# YOUR TASK
Check every line below for the word "Show" and copy the ones that have it.

# EXERCISE MATERIAL
(begin)
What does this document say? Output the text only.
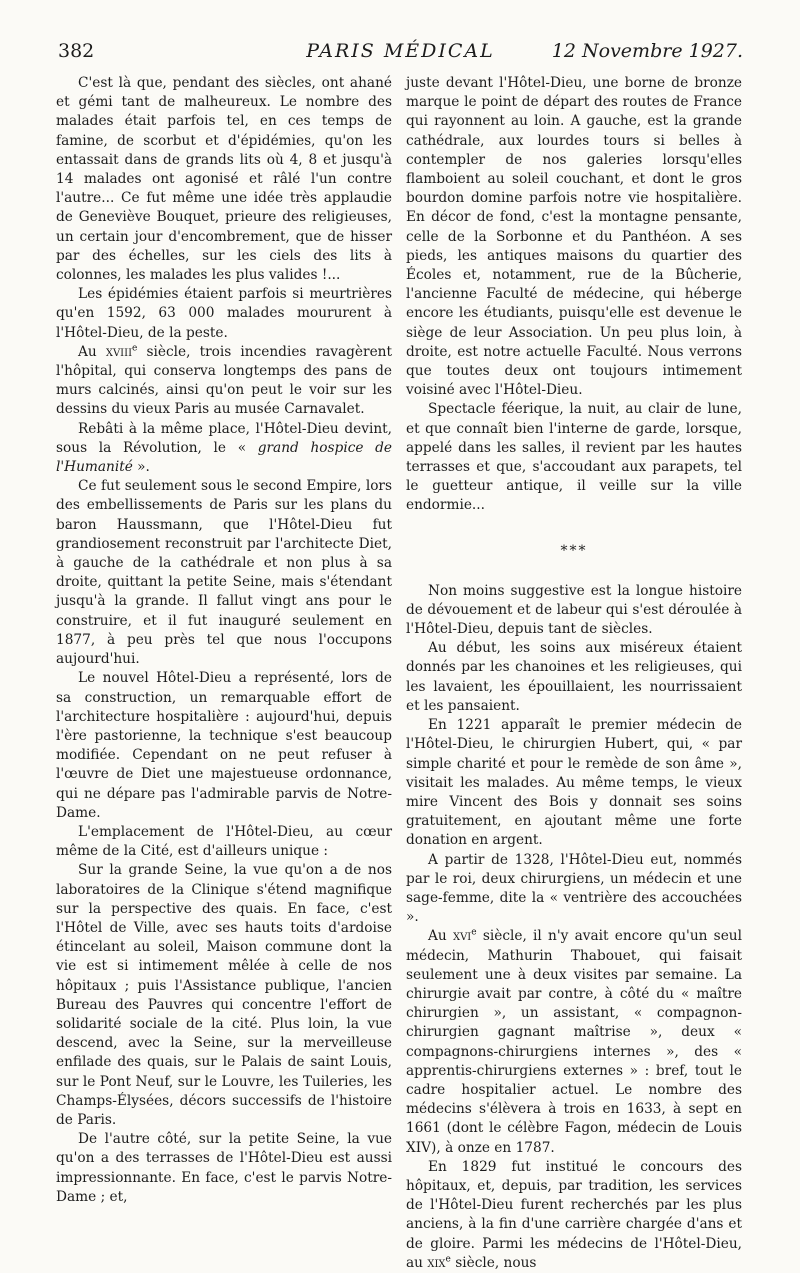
382	PARIS MÉDICAL	12 Novembre 1927.

C'est là que, pendant des siècles, ont ahané et gémi tant de malheureux. Le nombre des malades était parfois tel, en ces temps de famine, de scorbut et d'épidémies, qu'on les entassait dans de grands lits où 4, 8 et jusqu'à 14 malades ont agonisé et râlé l'un contre l'autre... Ce fut même une idée très applaudie de Geneviève Bouquet, prieure des religieuses, un certain jour d'encombrement, que de hisser par des échelles, sur les ciels des lits à colonnes, les malades les plus valides !...

Les épidémies étaient parfois si meurtrières qu'en 1592, 63 000 malades moururent à l'Hôtel-Dieu, de la peste.

Au xviii$^e$ siècle, trois incendies ravagèrent l'hôpital, qui conserva longtemps des pans de murs calcinés, ainsi qu'on peut le voir sur les dessins du vieux Paris au musée Carnavalet.

Rebâti à la même place, l'Hôtel-Dieu devint, sous la Révolution, le « grand hospice de l'Humanité ».

Ce fut seulement sous le second Empire, lors des embellissements de Paris sur les plans du baron Haussmann, que l'Hôtel-Dieu fut grandiosement reconstruit par l'architecte Diet, à gauche de la cathédrale et non plus à sa droite, quittant la petite Seine, mais s'étendant jusqu'à la grande. Il fallut vingt ans pour le construire, et il fut inauguré seulement en 1877, à peu près tel que nous l'occupons aujourd'hui.

Le nouvel Hôtel-Dieu a représenté, lors de sa construction, un remarquable effort de l'architecture hospitalière : aujourd'hui, depuis l'ère pastorienne, la technique s'est beaucoup modifiée. Cependant on ne peut refuser à l'œuvre de Diet une majestueuse ordonnance, qui ne dépare pas l'admirable parvis de Notre-Dame.

L'emplacement de l'Hôtel-Dieu, au cœur même de la Cité, est d'ailleurs unique :

Sur la grande Seine, la vue qu'on a de nos laboratoires de la Clinique s'étend magnifique sur la perspective des quais. En face, c'est l'Hôtel de Ville, avec ses hauts toits d'ardoise étincelant au soleil, Maison commune dont la vie est si intimement mêlée à celle de nos hôpitaux ; puis l'Assistance publique, l'ancien Bureau des Pauvres qui concentre l'effort de solidarité sociale de la cité. Plus loin, la vue descend, avec la Seine, sur la merveilleuse enfilade des quais, sur le Palais de saint Louis, sur le Pont Neuf, sur le Louvre, les Tuileries, les Champs-Élysées, décors successifs de l'histoire de Paris.

De l'autre côté, sur la petite Seine, la vue qu'on a des terrasses de l'Hôtel-Dieu est aussi impressionnante. En face, c'est le parvis Notre-Dame ; et,

juste devant l'Hôtel-Dieu, une borne de bronze marque le point de départ des routes de France qui rayonnent au loin. A gauche, est la grande cathédrale, aux lourdes tours si belles à contempler de nos galeries lorsqu'elles flamboient au soleil couchant, et dont le gros bourdon domine parfois notre vie hospitalière. En décor de fond, c'est la montagne pensante, celle de la Sorbonne et du Panthéon. A ses pieds, les antiques maisons du quartier des Écoles et, notamment, rue de la Bûcherie, l'ancienne Faculté de médecine, qui héberge encore les étudiants, puisqu'elle est devenue le siège de leur Association. Un peu plus loin, à droite, est notre actuelle Faculté. Nous verrons que toutes deux ont toujours intimement voisiné avec l'Hôtel-Dieu.

Spectacle féerique, la nuit, au clair de lune, et que connaît bien l'interne de garde, lorsque, appelé dans les salles, il revient par les hautes terrasses et que, s'accoudant aux parapets, tel le guetteur antique, il veille sur la ville endormie...

***

Non moins suggestive est la longue histoire de dévouement et de labeur qui s'est déroulée à l'Hôtel-Dieu, depuis tant de siècles.

Au début, les soins aux miséreux étaient donnés par les chanoines et les religieuses, qui les lavaient, les épouillaient, les nourrissaient et les pansaient.

En 1221 apparaît le premier médecin de l'Hôtel-Dieu, le chirurgien Hubert, qui, « par simple charité et pour le remède de son âme », visitait les malades. Au même temps, le vieux mire Vincent des Bois y donnait ses soins gratuitement, en ajoutant même une forte donation en argent.

A partir de 1328, l'Hôtel-Dieu eut, nommés par le roi, deux chirurgiens, un médecin et une sage-femme, dite la « ventrière des accouchées ».

Au xvi$^e$ siècle, il n'y avait encore qu'un seul médecin, Mathurin Thabouet, qui faisait seulement une à deux visites par semaine. La chirurgie avait par contre, à côté du « maître chirurgien », un assistant, « compagnon-chirurgien gagnant maîtrise », deux « compagnons-chirurgiens internes », des « apprentis-chirurgiens externes » : bref, tout le cadre hospitalier actuel. Le nombre des médecins s'élèvera à trois en 1633, à sept en 1661 (dont le célèbre Fagon, médecin de Louis XIV), à onze en 1787.

En 1829 fut institué le concours des hôpitaux, et, depuis, par tradition, les services de l'Hôtel-Dieu furent recherchés par les plus anciens, à la fin d'une carrière chargée d'ans et de gloire. Parmi les médecins de l'Hôtel-Dieu, au xix$^e$ siècle, nous
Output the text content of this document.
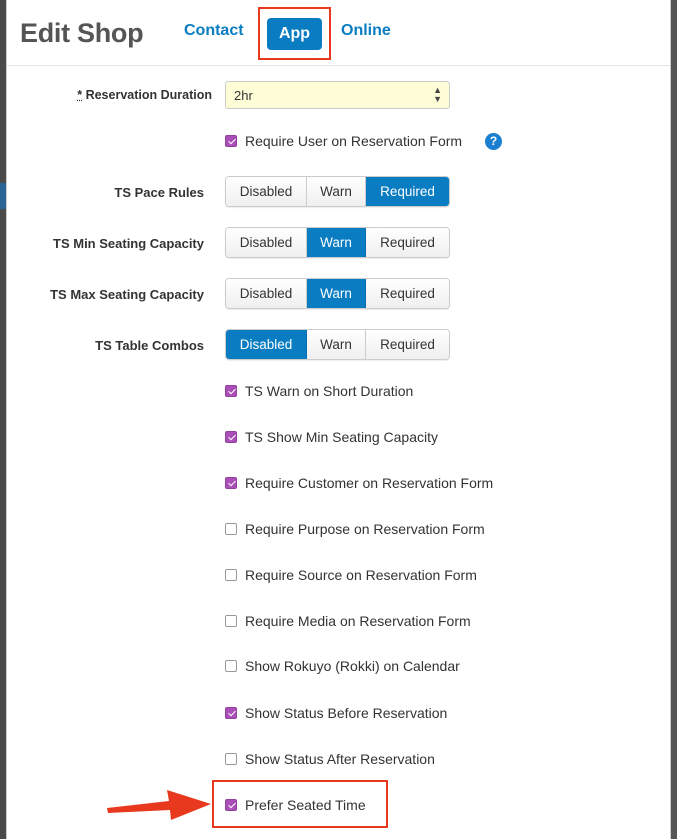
Edit Shop	Contact	App	Online
* Reservation Duration	2hr	▲
▼
Require User on Reservation Form	?
TS Pace Rules	Disabled	Warn	Required
TS Min Seating Capacity	Disabled	Warn	Required
TS Max Seating Capacity	Disabled	Warn	Required
TS Table Combos	Disabled	Warn	Required
TS Warn on Short Duration
TS Show Min Seating Capacity
Require Customer on Reservation Form
Require Purpose on Reservation Form
Require Source on Reservation Form
Require Media on Reservation Form
Show Rokuyo (Rokki) on Calendar
Show Status Before Reservation
Show Status After Reservation
Prefer Seated Time
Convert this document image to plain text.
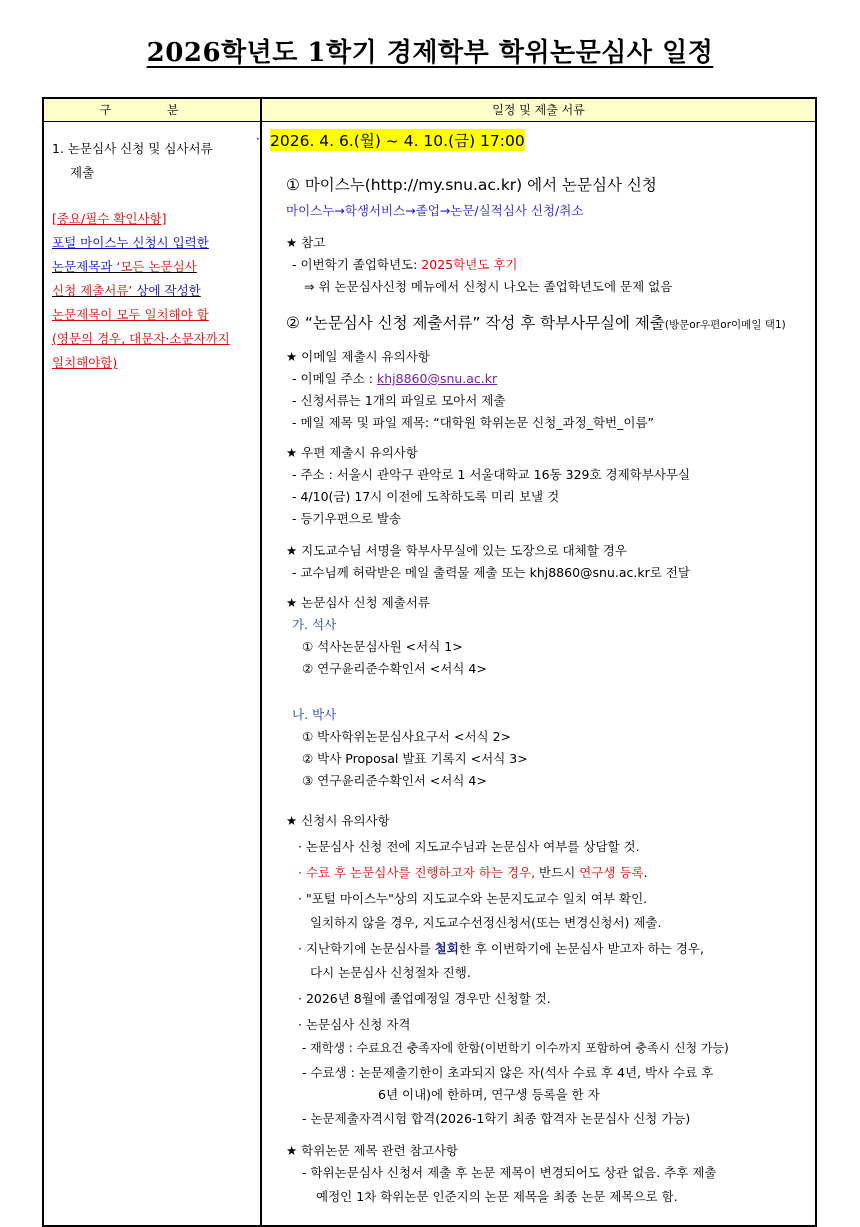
2026학년도 1학기 경제학부 학위논문심사 일정
구 분	일정 및 제출 서류
1. 논문심사 신청 및 심사서류
제출
[중요/필수 확인사항]
포털 마이스누 신청시 입력한
논문제목과 ‘모든 논문심사
신청 제출서류’ 상에 작성한
논문제목이 모두 일치해야 함
(영문의 경우, 대문자·소문자까지
일치해야함)
· 2026. 4. 6.(월) ~ 4. 10.(금) 17:00
① 마이스누(http://my.snu.ac.kr) 에서 논문심사 신청
마이스누→학생서비스→졸업→논문/실적심사 신청/취소
★ 참고
- 이번학기 졸업학년도: 2025학년도 후기
⇒ 위 논문심사신청 메뉴에서 신청시 나오는 졸업학년도에 문제 없음
② “논문심사 신청 제출서류” 작성 후 학부사무실에 제출(방문or우편or이메일 택1)
★ 이메일 제출시 유의사항
- 이메일 주소 : khj8860@snu.ac.kr
- 신청서류는 1개의 파일로 모아서 제출
- 메일 제목 및 파일 제목: “대학원 학위논문 신청_과정_학번_이름”
★ 우편 제출시 유의사항
- 주소 : 서울시 관악구 관악로 1 서울대학교 16동 329호 경제학부사무실
- 4/10(금) 17시 이전에 도착하도록 미리 보낼 것
- 등기우편으로 발송
★ 지도교수님 서명을 학부사무실에 있는 도장으로 대체할 경우
- 교수님께 허락받은 메일 출력물 제출 또는 khj8860@snu.ac.kr로 전달
★ 논문심사 신청 제출서류
가. 석사
① 석사논문심사원 <서식 1>
② 연구윤리준수확인서 <서식 4>
나. 박사
① 박사학위논문심사요구서 <서식 2>
② 박사 Proposal 발표 기록지 <서식 3>
③ 연구윤리준수확인서 <서식 4>
★ 신청시 유의사항
· 논문심사 신청 전에 지도교수님과 논문심사 여부를 상담할 것.
· 수료 후 논문심사를 진행하고자 하는 경우, 반드시 연구생 등록.
· "포털 마이스누"상의 지도교수와 논문지도교수 일치 여부 확인.
일치하지 않을 경우, 지도교수선정신청서(또는 변경신청서) 제출.
· 지난학기에 논문심사를 철회한 후 이번학기에 논문심사 받고자 하는 경우,
다시 논문심사 신청절차 진행.
· 2026년 8월에 졸업예정일 경우만 신청할 것.
· 논문심사 신청 자격
- 재학생 : 수료요건 충족자에 한함(이번학기 이수까지 포함하여 충족시 신청 가능)
- 수료생 : 논문제출기한이 초과되지 않은 자(석사 수료 후 4년, 박사 수료 후
6년 이내)에 한하며, 연구생 등록을 한 자
- 논문제출자격시험 합격(2026-1학기 최종 합격자 논문심사 신청 가능)
★ 학위논문 제목 관련 참고사항
- 학위논문심사 신청서 제출 후 논문 제목이 변경되어도 상관 없음. 추후 제출
예정인 1차 학위논문 인준지의 논문 제목을 최종 논문 제목으로 함.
(end)
# EXPECTED ANSWER
TS Show Min Seating Capacity
Show Rokuyo (Rokki) on Calendar
Show Status Before Reservation
Show Status After Reservation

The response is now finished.